Set problem: Look through the records that follow. Copy every line containing the word "Lusaka".
>> BEGIN
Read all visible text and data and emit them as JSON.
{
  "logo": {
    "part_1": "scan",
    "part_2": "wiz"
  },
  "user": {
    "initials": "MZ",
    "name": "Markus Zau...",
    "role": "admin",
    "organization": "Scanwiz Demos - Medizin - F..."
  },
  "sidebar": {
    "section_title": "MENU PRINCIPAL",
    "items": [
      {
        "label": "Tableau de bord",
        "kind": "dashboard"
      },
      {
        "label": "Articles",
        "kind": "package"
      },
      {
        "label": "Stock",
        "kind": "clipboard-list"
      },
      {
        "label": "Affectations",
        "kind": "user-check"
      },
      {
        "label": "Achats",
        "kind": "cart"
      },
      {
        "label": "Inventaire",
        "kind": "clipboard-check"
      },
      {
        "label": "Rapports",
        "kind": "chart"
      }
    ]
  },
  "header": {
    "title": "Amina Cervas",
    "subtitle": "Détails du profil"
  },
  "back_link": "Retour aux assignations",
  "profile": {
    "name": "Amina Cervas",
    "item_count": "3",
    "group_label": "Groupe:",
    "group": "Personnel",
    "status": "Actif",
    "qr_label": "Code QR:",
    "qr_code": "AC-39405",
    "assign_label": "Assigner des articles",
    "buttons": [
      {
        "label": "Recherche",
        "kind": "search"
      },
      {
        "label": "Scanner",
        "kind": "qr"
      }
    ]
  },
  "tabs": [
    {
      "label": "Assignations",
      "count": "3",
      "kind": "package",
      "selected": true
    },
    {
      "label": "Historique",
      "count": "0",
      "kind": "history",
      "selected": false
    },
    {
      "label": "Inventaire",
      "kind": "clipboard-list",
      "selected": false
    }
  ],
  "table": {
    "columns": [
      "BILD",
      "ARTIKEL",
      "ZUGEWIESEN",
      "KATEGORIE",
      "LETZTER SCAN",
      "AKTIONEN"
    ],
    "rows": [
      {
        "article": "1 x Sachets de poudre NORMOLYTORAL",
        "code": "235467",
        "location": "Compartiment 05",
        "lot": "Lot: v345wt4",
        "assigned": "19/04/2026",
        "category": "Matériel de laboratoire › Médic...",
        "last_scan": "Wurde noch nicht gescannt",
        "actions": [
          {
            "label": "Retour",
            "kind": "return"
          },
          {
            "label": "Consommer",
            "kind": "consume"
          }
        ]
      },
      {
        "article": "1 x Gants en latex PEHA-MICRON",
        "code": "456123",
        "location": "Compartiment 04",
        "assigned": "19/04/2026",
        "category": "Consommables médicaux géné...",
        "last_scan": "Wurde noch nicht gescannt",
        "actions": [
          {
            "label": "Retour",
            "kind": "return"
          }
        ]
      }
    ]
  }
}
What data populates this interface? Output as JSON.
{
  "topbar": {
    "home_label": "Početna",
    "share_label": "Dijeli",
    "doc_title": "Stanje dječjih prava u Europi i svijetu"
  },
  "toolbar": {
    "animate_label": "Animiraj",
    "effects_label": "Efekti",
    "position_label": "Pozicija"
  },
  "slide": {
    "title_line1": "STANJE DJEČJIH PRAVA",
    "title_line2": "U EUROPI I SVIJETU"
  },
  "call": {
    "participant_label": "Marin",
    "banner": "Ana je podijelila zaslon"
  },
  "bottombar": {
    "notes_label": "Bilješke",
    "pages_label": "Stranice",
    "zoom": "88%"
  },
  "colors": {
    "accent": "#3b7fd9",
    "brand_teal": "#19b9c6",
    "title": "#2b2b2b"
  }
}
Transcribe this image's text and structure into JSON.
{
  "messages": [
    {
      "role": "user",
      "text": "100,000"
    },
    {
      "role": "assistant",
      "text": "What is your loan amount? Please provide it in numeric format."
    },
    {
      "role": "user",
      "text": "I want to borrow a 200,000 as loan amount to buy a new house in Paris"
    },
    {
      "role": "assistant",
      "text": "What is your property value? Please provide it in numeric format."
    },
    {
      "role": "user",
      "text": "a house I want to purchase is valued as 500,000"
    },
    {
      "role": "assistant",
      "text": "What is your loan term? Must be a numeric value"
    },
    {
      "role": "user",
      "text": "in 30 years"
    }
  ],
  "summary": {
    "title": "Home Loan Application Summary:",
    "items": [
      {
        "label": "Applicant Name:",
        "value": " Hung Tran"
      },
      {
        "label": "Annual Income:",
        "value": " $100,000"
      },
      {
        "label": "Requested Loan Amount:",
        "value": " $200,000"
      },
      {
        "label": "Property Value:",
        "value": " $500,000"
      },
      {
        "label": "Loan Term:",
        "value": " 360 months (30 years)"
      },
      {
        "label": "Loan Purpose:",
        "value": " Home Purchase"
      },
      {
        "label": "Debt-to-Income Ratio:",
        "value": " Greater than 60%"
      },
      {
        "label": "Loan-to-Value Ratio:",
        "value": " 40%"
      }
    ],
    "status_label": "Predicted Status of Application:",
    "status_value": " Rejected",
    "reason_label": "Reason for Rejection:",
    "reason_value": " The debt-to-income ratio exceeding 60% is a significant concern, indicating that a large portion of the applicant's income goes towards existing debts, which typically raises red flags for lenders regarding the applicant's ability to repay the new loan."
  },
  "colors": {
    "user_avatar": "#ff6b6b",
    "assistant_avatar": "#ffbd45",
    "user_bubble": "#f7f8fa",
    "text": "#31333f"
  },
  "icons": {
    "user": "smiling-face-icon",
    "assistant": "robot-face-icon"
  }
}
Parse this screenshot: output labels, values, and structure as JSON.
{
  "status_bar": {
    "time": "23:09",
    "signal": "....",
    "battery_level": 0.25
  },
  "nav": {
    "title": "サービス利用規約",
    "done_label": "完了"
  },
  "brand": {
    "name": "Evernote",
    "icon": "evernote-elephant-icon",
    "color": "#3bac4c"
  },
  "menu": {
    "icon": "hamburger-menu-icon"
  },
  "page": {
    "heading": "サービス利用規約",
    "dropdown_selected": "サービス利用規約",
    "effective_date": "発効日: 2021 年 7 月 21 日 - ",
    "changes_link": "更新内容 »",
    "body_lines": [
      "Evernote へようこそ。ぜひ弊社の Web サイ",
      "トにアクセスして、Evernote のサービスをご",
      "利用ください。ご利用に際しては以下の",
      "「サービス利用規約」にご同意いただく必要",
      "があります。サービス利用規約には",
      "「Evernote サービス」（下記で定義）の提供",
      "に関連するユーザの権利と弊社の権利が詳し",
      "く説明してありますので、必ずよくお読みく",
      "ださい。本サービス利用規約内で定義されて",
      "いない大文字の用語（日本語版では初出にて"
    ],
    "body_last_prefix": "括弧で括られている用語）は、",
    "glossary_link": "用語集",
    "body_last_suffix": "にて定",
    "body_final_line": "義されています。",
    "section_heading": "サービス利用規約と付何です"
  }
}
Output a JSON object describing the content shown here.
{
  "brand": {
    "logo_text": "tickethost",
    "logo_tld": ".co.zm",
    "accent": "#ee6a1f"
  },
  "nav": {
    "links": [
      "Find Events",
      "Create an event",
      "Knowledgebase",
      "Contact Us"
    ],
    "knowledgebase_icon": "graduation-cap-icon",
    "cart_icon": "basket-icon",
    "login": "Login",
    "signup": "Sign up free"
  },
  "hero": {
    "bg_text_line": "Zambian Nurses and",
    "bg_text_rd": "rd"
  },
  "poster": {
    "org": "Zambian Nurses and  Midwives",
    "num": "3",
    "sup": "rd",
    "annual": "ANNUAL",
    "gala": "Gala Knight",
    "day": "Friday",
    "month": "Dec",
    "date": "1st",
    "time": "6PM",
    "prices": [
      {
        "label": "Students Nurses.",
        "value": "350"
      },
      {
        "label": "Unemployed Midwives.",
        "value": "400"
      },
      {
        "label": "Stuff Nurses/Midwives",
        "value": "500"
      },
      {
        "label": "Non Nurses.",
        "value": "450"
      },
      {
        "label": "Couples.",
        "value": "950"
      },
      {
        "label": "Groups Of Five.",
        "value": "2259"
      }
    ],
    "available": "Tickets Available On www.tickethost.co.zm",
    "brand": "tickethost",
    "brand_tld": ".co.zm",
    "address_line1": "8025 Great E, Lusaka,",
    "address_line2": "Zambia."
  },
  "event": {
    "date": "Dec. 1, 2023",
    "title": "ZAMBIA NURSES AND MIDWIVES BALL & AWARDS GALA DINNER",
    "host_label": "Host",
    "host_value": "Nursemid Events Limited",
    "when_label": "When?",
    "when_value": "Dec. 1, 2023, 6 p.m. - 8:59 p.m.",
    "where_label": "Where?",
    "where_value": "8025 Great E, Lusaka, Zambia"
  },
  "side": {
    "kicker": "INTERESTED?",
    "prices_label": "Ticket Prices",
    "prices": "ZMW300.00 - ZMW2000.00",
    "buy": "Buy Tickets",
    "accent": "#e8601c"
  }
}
>> END
Correct result:
    "address_line1": "8025 Great E, Lusaka,",
    "where_value": "8025 Great E, Lusaka, Zambia"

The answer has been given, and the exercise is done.